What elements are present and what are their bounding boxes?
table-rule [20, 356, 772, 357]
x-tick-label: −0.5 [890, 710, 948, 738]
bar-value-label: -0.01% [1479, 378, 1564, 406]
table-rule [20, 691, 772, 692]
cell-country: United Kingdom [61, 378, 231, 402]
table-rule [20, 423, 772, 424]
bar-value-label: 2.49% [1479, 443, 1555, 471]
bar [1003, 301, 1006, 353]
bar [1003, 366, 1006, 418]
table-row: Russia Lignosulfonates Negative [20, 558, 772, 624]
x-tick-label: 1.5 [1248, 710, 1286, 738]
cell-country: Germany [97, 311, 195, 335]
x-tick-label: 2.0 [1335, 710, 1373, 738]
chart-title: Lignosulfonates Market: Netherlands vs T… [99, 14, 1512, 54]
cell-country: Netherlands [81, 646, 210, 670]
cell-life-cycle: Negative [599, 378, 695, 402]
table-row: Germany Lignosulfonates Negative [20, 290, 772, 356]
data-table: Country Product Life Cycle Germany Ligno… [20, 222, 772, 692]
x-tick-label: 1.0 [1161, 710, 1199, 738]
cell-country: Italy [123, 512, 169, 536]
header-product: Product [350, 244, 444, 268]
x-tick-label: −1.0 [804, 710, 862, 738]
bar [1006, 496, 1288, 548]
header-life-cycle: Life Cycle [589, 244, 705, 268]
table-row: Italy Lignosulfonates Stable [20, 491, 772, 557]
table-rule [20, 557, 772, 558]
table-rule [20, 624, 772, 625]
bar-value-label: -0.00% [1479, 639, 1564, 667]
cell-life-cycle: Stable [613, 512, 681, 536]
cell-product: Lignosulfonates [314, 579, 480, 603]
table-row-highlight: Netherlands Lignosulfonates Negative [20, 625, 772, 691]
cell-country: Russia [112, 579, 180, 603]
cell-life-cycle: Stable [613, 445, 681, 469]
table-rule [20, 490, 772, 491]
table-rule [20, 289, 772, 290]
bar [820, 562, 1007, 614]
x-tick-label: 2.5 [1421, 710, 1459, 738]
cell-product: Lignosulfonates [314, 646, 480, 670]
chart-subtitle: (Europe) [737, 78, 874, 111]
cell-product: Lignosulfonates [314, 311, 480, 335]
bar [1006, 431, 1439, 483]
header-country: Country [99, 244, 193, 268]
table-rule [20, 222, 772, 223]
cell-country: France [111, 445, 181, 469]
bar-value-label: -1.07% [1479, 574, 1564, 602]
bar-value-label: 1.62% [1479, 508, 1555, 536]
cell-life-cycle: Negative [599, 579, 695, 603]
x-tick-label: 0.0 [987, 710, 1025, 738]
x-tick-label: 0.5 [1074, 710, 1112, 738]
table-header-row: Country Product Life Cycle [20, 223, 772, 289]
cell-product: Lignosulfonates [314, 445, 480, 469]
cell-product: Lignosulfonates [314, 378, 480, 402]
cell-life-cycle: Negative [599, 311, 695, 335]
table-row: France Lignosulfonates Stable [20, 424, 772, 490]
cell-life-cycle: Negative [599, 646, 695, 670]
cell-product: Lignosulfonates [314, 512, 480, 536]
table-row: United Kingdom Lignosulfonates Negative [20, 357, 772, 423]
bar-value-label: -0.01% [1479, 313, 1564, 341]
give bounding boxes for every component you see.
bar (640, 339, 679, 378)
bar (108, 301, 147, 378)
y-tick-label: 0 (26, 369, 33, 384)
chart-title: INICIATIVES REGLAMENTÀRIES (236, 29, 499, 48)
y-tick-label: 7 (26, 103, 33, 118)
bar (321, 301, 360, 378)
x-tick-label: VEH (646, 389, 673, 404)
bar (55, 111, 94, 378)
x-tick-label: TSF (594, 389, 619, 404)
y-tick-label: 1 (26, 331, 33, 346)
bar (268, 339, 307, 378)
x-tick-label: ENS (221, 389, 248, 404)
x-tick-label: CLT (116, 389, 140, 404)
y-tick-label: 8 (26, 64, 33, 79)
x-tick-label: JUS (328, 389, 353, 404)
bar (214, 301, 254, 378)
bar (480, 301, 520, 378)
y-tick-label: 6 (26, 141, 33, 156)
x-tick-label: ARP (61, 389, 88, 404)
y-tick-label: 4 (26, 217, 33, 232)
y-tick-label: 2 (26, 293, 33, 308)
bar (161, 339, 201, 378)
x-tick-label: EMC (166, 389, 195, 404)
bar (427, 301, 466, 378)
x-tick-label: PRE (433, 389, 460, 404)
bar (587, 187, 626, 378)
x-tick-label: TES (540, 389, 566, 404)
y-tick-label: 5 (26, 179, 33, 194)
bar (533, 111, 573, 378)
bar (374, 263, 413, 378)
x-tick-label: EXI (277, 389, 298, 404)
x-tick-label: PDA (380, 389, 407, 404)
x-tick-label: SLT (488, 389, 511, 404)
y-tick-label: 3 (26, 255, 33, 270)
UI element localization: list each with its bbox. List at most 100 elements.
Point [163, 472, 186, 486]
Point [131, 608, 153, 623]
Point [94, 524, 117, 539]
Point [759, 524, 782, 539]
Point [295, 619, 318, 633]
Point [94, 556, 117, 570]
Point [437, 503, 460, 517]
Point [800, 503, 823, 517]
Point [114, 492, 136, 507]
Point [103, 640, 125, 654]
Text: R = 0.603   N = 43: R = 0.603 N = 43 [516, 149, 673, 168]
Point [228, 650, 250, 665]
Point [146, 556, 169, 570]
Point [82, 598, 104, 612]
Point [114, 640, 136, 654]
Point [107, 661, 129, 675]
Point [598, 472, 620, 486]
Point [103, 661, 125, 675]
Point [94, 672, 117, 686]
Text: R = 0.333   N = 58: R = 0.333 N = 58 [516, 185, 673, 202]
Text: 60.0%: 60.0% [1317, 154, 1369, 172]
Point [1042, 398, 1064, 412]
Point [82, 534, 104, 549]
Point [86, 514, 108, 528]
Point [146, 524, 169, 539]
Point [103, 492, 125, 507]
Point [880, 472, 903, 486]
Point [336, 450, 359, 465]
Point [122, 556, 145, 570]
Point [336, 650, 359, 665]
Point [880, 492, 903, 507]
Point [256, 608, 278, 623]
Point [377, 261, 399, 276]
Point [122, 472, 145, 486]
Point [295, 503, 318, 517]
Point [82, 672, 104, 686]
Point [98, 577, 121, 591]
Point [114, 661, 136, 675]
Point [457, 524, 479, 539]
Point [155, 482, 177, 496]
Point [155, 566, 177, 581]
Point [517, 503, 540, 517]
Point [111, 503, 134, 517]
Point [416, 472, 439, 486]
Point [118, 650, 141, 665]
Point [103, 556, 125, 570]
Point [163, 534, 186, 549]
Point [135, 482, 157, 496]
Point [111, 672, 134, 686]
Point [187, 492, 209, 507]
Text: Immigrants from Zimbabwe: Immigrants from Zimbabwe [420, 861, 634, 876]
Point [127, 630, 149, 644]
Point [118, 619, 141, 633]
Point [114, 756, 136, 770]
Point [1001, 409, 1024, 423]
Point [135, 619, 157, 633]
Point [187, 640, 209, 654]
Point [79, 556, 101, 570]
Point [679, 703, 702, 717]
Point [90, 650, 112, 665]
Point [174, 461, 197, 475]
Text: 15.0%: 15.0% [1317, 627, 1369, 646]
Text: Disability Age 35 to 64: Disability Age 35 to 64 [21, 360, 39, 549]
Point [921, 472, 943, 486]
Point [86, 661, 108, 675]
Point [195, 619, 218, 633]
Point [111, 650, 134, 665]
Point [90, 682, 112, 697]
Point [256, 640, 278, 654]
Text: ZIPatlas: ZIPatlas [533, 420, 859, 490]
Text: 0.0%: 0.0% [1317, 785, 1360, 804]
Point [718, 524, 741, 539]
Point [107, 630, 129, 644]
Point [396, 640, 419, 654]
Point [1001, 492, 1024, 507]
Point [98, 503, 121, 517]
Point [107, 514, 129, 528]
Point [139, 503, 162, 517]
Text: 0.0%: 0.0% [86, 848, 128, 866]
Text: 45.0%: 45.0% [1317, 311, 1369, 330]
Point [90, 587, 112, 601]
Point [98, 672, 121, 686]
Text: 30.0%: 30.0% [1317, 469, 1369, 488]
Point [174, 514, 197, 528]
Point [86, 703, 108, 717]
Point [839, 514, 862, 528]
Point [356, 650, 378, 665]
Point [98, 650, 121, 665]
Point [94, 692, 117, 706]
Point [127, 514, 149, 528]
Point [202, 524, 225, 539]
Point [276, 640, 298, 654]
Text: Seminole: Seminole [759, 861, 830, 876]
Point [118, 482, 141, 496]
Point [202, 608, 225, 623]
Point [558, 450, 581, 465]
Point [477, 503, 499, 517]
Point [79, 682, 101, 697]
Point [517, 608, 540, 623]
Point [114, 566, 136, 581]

— SET PROBLEM —
Return the data above line for line without changing anything. Start at its first line and end with the line that contains "cell-country: Germany [97, 311, 195, 335]", including that line.

— TASK RESULT —
What elements are present and what are their bounding boxes?
table-rule [20, 356, 772, 357]
x-tick-label: −0.5 [890, 710, 948, 738]
bar-value-label: -0.01% [1479, 378, 1564, 406]
table-rule [20, 691, 772, 692]
cell-country: United Kingdom [61, 378, 231, 402]
table-rule [20, 423, 772, 424]
bar-value-label: 2.49% [1479, 443, 1555, 471]
bar [1003, 301, 1006, 353]
bar [1003, 366, 1006, 418]
table-row: Russia Lignosulfonates Negative [20, 558, 772, 624]
x-tick-label: 1.5 [1248, 710, 1286, 738]
cell-country: Germany [97, 311, 195, 335]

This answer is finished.